WHAT TO PRODUCE: Copy the data precisely, keeping every character.

EXTRACTED DATA:
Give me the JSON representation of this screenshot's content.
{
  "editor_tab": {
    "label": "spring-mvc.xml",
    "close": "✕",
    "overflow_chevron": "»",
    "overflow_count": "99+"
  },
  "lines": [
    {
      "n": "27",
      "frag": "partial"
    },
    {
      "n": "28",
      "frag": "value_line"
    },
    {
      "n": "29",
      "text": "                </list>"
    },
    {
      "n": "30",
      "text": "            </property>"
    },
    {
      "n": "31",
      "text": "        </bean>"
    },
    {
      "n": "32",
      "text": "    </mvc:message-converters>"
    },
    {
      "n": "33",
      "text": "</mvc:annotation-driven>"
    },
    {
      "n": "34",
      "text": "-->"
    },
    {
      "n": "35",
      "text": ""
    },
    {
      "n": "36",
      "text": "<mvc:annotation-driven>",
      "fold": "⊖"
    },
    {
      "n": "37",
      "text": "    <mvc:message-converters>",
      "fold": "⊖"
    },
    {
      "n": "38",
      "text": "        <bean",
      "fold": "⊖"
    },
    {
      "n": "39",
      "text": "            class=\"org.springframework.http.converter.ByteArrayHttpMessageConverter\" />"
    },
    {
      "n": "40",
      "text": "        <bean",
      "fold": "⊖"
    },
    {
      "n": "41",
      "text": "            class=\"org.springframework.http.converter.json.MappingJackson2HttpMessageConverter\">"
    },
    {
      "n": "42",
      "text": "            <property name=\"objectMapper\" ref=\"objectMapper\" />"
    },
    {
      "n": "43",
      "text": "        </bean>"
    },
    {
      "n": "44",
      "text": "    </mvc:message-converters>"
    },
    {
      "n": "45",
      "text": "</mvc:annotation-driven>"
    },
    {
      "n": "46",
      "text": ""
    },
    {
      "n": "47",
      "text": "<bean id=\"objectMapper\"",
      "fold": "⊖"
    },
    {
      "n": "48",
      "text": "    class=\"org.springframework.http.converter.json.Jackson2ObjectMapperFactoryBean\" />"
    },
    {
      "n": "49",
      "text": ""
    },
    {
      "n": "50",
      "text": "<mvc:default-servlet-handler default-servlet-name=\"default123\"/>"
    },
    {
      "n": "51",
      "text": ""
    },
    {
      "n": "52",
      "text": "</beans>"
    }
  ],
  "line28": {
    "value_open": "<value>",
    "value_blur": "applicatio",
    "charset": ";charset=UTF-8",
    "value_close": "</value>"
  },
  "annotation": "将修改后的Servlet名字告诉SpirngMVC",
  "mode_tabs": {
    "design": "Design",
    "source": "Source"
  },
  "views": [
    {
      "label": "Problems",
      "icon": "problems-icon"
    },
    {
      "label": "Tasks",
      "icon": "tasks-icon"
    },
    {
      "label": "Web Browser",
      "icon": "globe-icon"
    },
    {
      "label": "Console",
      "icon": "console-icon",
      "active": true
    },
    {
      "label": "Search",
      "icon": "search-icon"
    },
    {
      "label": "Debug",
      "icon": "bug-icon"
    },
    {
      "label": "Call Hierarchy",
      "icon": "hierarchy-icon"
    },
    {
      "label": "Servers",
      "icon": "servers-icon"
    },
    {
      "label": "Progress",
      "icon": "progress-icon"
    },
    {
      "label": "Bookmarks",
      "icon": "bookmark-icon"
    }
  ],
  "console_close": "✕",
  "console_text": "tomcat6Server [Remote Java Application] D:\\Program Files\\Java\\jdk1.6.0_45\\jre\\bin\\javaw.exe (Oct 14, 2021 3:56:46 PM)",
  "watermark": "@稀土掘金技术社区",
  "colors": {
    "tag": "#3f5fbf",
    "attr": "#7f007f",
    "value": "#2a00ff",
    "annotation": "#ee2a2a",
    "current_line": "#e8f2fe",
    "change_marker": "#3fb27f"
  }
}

THE ANSWER:
Give me the JSON representation of this screenshot's content.
{
  "editor_tab": {
    "label": "spring-mvc.xml",
    "close": "✕",
    "overflow_chevron": "»",
    "overflow_count": "99+"
  },
  "lines": [
    {
      "n": "27",
      "frag": "partial"
    },
    {
      "n": "28",
      "frag": "value_line"
    },
    {
      "n": "29",
      "text": "                </list>"
    },
    {
      "n": "30",
      "text": "            </property>"
    },
    {
      "n": "31",
      "text": "        </bean>"
    },
    {
      "n": "32",
      "text": "    </mvc:message-converters>"
    },
    {
      "n": "33",
      "text": "</mvc:annotation-driven>"
    },
    {
      "n": "34",
      "text": "-->"
    },
    {
      "n": "35",
      "text": ""
    },
    {
      "n": "36",
      "text": "<mvc:annotation-driven>",
      "fold": "⊖"
    },
    {
      "n": "37",
      "text": "    <mvc:message-converters>",
      "fold": "⊖"
    },
    {
      "n": "38",
      "text": "        <bean",
      "fold": "⊖"
    },
    {
      "n": "39",
      "text": "            class=\"org.springframework.http.converter.ByteArrayHttpMessageConverter\" />"
    },
    {
      "n": "40",
      "text": "        <bean",
      "fold": "⊖"
    },
    {
      "n": "41",
      "text": "            class=\"org.springframework.http.converter.json.MappingJackson2HttpMessageConverter\">"
    },
    {
      "n": "42",
      "text": "            <property name=\"objectMapper\" ref=\"objectMapper\" />"
    },
    {
      "n": "43",
      "text": "        </bean>"
    },
    {
      "n": "44",
      "text": "    </mvc:message-converters>"
    },
    {
      "n": "45",
      "text": "</mvc:annotation-driven>"
    },
    {
      "n": "46",
      "text": ""
    },
    {
      "n": "47",
      "text": "<bean id=\"objectMapper\"",
      "fold": "⊖"
    },
    {
      "n": "48",
      "text": "    class=\"org.springframework.http.converter.json.Jackson2ObjectMapperFactoryBean\" />"
    },
    {
      "n": "49",
      "text": ""
    },
    {
      "n": "50",
      "text": "<mvc:default-servlet-handler default-servlet-name=\"default123\"/>"
    },
    {
      "n": "51",
      "text": ""
    },
    {
      "n": "52",
      "text": "</beans>"
    }
  ],
  "line28": {
    "value_open": "<value>",
    "value_blur": "applicatio",
    "charset": ";charset=UTF-8",
    "value_close": "</value>"
  },
  "annotation": "将修改后的Servlet名字告诉SpirngMVC",
  "mode_tabs": {
    "design": "Design",
    "source": "Source"
  },
  "views": [
    {
      "label": "Problems",
      "icon": "problems-icon"
    },
    {
      "label": "Tasks",
      "icon": "tasks-icon"
    },
    {
      "label": "Web Browser",
      "icon": "globe-icon"
    },
    {
      "label": "Console",
      "icon": "console-icon",
      "active": true
    },
    {
      "label": "Search",
      "icon": "search-icon"
    },
    {
      "label": "Debug",
      "icon": "bug-icon"
    },
    {
      "label": "Call Hierarchy",
      "icon": "hierarchy-icon"
    },
    {
      "label": "Servers",
      "icon": "servers-icon"
    },
    {
      "label": "Progress",
      "icon": "progress-icon"
    },
    {
      "label": "Bookmarks",
      "icon": "bookmark-icon"
    }
  ],
  "console_close": "✕",
  "console_text": "tomcat6Server [Remote Java Application] D:\\Program Files\\Java\\jdk1.6.0_45\\jre\\bin\\javaw.exe (Oct 14, 2021 3:56:46 PM)",
  "watermark": "@稀土掘金技术社区",
  "colors": {
    "tag": "#3f5fbf",
    "attr": "#7f007f",
    "value": "#2a00ff",
    "annotation": "#ee2a2a",
    "current_line": "#e8f2fe",
    "change_marker": "#3fb27f"
  }
}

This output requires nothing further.